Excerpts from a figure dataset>

==========

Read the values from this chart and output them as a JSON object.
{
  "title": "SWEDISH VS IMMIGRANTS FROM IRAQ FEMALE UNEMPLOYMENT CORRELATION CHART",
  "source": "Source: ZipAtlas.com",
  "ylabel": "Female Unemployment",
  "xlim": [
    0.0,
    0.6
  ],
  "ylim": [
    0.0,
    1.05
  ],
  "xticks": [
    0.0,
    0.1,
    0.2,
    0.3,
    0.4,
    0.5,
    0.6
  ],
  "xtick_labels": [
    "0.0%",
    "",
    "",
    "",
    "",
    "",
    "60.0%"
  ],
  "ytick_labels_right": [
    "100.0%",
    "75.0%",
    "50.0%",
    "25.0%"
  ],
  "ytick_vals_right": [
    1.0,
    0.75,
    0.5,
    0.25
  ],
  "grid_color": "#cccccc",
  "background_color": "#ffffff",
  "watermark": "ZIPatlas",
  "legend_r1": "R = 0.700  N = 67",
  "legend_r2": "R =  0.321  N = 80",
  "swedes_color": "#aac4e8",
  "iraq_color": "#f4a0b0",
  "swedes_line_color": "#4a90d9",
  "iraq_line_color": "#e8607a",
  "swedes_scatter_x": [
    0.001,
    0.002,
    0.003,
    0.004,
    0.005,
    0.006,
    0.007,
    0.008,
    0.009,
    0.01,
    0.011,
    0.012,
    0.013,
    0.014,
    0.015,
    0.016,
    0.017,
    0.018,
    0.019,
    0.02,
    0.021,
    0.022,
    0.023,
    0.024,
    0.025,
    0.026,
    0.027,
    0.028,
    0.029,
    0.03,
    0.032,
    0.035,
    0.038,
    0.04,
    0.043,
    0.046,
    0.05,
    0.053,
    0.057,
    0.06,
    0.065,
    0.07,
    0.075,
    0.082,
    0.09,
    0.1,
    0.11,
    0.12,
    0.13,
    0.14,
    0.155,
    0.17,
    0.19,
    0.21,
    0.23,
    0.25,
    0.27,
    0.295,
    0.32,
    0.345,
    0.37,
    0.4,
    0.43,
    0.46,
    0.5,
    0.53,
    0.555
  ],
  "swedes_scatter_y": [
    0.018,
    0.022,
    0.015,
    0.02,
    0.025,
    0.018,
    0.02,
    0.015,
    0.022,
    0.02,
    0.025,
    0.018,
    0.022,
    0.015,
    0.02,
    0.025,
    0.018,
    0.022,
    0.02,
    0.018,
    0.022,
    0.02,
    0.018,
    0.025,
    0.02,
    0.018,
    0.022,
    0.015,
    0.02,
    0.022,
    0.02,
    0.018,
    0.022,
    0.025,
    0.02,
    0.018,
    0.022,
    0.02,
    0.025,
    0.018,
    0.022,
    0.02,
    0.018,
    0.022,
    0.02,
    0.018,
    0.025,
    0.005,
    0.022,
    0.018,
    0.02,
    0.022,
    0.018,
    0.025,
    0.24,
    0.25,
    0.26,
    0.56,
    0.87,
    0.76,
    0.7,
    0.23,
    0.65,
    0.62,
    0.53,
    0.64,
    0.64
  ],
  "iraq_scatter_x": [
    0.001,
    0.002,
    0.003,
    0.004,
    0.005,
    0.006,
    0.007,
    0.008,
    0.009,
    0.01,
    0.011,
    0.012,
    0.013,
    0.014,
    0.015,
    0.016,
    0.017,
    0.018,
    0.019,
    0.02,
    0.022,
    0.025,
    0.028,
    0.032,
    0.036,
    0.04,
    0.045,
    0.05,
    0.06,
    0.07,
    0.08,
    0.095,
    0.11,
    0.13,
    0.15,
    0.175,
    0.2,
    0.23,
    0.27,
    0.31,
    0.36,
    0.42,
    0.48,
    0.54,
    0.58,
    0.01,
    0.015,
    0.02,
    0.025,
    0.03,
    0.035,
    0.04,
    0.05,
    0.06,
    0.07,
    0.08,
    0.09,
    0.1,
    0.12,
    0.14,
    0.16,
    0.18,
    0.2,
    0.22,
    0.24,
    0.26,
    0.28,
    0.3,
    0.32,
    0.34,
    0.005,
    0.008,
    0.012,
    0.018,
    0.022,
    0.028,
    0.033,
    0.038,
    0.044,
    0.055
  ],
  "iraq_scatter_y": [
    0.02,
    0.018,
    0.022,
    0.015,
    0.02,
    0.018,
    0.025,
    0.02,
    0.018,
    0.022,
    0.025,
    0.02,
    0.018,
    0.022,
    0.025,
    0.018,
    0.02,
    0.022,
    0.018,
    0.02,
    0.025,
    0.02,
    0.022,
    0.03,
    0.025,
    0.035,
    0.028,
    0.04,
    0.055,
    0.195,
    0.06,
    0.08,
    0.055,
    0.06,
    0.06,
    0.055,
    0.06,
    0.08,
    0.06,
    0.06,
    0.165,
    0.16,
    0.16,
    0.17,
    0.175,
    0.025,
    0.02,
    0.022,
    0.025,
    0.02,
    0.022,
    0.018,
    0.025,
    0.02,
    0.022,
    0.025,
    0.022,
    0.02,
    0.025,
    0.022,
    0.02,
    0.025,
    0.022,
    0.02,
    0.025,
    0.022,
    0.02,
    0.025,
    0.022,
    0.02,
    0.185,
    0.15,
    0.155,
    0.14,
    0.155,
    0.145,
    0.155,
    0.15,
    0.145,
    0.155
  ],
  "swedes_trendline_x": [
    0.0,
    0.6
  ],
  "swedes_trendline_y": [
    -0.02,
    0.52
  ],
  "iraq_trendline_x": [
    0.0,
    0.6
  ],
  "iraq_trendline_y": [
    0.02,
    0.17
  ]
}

==========

Aim of the exercise>
Recopy the entries above in their entirety, exactly.

The answer>
Read the values from this chart and output them as a JSON object.
{
  "title": "SWEDISH VS IMMIGRANTS FROM IRAQ FEMALE UNEMPLOYMENT CORRELATION CHART",
  "source": "Source: ZipAtlas.com",
  "ylabel": "Female Unemployment",
  "xlim": [
    0.0,
    0.6
  ],
  "ylim": [
    0.0,
    1.05
  ],
  "xticks": [
    0.0,
    0.1,
    0.2,
    0.3,
    0.4,
    0.5,
    0.6
  ],
  "xtick_labels": [
    "0.0%",
    "",
    "",
    "",
    "",
    "",
    "60.0%"
  ],
  "ytick_labels_right": [
    "100.0%",
    "75.0%",
    "50.0%",
    "25.0%"
  ],
  "ytick_vals_right": [
    1.0,
    0.75,
    0.5,
    0.25
  ],
  "grid_color": "#cccccc",
  "background_color": "#ffffff",
  "watermark": "ZIPatlas",
  "legend_r1": "R = 0.700  N = 67",
  "legend_r2": "R =  0.321  N = 80",
  "swedes_color": "#aac4e8",
  "iraq_color": "#f4a0b0",
  "swedes_line_color": "#4a90d9",
  "iraq_line_color": "#e8607a",
  "swedes_scatter_x": [
    0.001,
    0.002,
    0.003,
    0.004,
    0.005,
    0.006,
    0.007,
    0.008,
    0.009,
    0.01,
    0.011,
    0.012,
    0.013,
    0.014,
    0.015,
    0.016,
    0.017,
    0.018,
    0.019,
    0.02,
    0.021,
    0.022,
    0.023,
    0.024,
    0.025,
    0.026,
    0.027,
    0.028,
    0.029,
    0.03,
    0.032,
    0.035,
    0.038,
    0.04,
    0.043,
    0.046,
    0.05,
    0.053,
    0.057,
    0.06,
    0.065,
    0.07,
    0.075,
    0.082,
    0.09,
    0.1,
    0.11,
    0.12,
    0.13,
    0.14,
    0.155,
    0.17,
    0.19,
    0.21,
    0.23,
    0.25,
    0.27,
    0.295,
    0.32,
    0.345,
    0.37,
    0.4,
    0.43,
    0.46,
    0.5,
    0.53,
    0.555
  ],
  "swedes_scatter_y": [
    0.018,
    0.022,
    0.015,
    0.02,
    0.025,
    0.018,
    0.02,
    0.015,
    0.022,
    0.02,
    0.025,
    0.018,
    0.022,
    0.015,
    0.02,
    0.025,
    0.018,
    0.022,
    0.02,
    0.018,
    0.022,
    0.02,
    0.018,
    0.025,
    0.02,
    0.018,
    0.022,
    0.015,
    0.02,
    0.022,
    0.02,
    0.018,
    0.022,
    0.025,
    0.02,
    0.018,
    0.022,
    0.02,
    0.025,
    0.018,
    0.022,
    0.02,
    0.018,
    0.022,
    0.02,
    0.018,
    0.025,
    0.005,
    0.022,
    0.018,
    0.02,
    0.022,
    0.018,
    0.025,
    0.24,
    0.25,
    0.26,
    0.56,
    0.87,
    0.76,
    0.7,
    0.23,
    0.65,
    0.62,
    0.53,
    0.64,
    0.64
  ],
  "iraq_scatter_x": [
    0.001,
    0.002,
    0.003,
    0.004,
    0.005,
    0.006,
    0.007,
    0.008,
    0.009,
    0.01,
    0.011,
    0.012,
    0.013,
    0.014,
    0.015,
    0.016,
    0.017,
    0.018,
    0.019,
    0.02,
    0.022,
    0.025,
    0.028,
    0.032,
    0.036,
    0.04,
    0.045,
    0.05,
    0.06,
    0.07,
    0.08,
    0.095,
    0.11,
    0.13,
    0.15,
    0.175,
    0.2,
    0.23,
    0.27,
    0.31,
    0.36,
    0.42,
    0.48,
    0.54,
    0.58,
    0.01,
    0.015,
    0.02,
    0.025,
    0.03,
    0.035,
    0.04,
    0.05,
    0.06,
    0.07,
    0.08,
    0.09,
    0.1,
    0.12,
    0.14,
    0.16,
    0.18,
    0.2,
    0.22,
    0.24,
    0.26,
    0.28,
    0.3,
    0.32,
    0.34,
    0.005,
    0.008,
    0.012,
    0.018,
    0.022,
    0.028,
    0.033,
    0.038,
    0.044,
    0.055
  ],
  "iraq_scatter_y": [
    0.02,
    0.018,
    0.022,
    0.015,
    0.02,
    0.018,
    0.025,
    0.02,
    0.018,
    0.022,
    0.025,
    0.02,
    0.018,
    0.022,
    0.025,
    0.018,
    0.02,
    0.022,
    0.018,
    0.02,
    0.025,
    0.02,
    0.022,
    0.03,
    0.025,
    0.035,
    0.028,
    0.04,
    0.055,
    0.195,
    0.06,
    0.08,
    0.055,
    0.06,
    0.06,
    0.055,
    0.06,
    0.08,
    0.06,
    0.06,
    0.165,
    0.16,
    0.16,
    0.17,
    0.175,
    0.025,
    0.02,
    0.022,
    0.025,
    0.02,
    0.022,
    0.018,
    0.025,
    0.02,
    0.022,
    0.025,
    0.022,
    0.02,
    0.025,
    0.022,
    0.02,
    0.025,
    0.022,
    0.02,
    0.025,
    0.022,
    0.02,
    0.025,
    0.022,
    0.02,
    0.185,
    0.15,
    0.155,
    0.14,
    0.155,
    0.145,
    0.155,
    0.15,
    0.145,
    0.155
  ],
  "swedes_trendline_x": [
    0.0,
    0.6
  ],
  "swedes_trendline_y": [
    -0.02,
    0.52
  ],
  "iraq_trendline_x": [
    0.0,
    0.6
  ],
  "iraq_trendline_y": [
    0.02,
    0.17
  ]
}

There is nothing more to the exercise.